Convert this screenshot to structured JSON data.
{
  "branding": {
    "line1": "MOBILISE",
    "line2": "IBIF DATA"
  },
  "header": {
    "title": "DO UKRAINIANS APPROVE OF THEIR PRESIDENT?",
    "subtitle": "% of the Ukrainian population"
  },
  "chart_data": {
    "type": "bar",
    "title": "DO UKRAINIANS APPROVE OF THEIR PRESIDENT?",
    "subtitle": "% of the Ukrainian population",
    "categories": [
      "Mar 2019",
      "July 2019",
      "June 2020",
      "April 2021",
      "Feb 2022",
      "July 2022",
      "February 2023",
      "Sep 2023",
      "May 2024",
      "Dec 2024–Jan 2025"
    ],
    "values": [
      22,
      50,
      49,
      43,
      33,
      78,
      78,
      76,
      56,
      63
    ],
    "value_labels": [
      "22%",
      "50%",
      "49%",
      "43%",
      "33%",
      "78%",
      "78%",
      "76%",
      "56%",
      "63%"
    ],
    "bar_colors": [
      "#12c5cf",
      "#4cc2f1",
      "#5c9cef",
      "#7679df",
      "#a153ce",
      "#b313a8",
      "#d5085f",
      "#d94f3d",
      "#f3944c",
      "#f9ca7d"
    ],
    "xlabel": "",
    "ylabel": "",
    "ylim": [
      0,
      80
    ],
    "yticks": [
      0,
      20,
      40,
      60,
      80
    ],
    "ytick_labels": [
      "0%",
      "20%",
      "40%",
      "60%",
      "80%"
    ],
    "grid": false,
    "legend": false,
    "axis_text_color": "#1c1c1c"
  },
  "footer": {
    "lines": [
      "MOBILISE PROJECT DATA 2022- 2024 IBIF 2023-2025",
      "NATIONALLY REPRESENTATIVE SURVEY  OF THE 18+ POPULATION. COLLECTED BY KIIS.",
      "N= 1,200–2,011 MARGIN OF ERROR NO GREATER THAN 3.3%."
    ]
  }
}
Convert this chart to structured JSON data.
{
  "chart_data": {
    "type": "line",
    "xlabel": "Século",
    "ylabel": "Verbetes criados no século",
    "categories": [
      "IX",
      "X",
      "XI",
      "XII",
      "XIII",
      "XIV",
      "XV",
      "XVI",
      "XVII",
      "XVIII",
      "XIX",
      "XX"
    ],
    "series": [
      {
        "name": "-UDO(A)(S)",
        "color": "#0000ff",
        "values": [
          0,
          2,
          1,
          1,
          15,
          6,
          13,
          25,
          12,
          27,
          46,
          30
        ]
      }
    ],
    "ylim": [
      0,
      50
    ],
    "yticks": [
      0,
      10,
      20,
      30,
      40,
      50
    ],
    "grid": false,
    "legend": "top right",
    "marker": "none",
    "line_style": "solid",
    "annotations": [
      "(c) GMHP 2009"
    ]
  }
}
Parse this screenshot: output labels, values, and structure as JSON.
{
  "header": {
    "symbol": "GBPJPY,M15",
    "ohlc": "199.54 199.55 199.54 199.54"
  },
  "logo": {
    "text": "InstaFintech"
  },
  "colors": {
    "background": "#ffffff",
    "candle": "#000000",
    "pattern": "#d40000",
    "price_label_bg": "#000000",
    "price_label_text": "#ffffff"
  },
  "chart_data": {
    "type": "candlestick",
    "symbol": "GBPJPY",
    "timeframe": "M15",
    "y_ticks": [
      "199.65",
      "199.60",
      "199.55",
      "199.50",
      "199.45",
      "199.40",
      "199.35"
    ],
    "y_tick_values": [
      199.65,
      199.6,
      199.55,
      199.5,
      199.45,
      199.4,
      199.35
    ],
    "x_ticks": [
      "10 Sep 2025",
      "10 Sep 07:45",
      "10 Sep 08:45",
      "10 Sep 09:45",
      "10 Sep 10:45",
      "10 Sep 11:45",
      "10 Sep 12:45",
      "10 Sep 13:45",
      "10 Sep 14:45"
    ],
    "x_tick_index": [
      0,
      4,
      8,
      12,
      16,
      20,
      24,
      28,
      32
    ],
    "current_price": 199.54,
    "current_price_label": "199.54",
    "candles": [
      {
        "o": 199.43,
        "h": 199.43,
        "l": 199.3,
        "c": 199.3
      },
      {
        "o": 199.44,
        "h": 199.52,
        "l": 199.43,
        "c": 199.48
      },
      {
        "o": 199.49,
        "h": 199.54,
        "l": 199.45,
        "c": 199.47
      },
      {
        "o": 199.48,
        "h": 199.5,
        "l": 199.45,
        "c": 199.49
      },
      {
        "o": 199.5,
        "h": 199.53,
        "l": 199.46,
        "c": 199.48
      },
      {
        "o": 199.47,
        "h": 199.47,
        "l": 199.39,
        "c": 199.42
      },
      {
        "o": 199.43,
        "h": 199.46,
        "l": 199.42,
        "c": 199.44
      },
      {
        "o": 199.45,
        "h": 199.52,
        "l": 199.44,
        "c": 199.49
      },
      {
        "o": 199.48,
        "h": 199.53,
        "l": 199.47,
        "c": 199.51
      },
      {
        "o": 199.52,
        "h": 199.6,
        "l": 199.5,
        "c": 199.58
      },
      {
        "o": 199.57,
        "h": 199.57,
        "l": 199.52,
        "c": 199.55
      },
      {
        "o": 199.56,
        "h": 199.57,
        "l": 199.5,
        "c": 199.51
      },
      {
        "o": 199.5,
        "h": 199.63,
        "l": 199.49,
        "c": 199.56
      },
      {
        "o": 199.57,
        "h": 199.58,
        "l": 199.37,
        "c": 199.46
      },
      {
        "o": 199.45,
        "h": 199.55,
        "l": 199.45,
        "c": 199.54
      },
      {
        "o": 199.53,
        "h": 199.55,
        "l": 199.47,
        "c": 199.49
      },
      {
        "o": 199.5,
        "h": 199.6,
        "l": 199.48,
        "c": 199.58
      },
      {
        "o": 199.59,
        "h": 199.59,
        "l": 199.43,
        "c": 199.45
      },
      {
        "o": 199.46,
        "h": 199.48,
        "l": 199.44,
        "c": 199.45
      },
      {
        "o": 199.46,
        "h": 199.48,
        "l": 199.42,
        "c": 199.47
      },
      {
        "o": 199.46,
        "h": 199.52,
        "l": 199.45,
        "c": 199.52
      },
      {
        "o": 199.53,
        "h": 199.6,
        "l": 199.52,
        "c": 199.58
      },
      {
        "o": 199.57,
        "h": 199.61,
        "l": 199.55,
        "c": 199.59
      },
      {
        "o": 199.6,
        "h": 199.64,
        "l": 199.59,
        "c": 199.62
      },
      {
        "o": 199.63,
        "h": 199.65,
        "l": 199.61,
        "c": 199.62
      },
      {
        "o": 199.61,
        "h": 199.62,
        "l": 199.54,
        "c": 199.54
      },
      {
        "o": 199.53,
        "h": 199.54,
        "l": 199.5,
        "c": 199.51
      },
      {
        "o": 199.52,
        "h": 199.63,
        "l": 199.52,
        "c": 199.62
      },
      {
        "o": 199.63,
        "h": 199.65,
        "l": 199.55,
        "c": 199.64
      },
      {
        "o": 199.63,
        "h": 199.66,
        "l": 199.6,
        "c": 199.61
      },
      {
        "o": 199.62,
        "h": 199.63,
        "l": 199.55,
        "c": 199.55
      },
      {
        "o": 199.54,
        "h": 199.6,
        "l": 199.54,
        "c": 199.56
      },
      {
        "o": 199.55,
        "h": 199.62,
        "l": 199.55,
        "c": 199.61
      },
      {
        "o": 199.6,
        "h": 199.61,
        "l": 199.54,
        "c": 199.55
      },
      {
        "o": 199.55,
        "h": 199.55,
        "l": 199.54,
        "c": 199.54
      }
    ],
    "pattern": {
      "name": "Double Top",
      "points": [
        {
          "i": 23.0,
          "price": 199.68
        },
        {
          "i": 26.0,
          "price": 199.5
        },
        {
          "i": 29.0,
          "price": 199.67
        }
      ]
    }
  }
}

THE PROBLEM: Look through the listing above and count the lines where the string "ffffff" appears. Report the number only.

COMPLETE RESPONSE: 2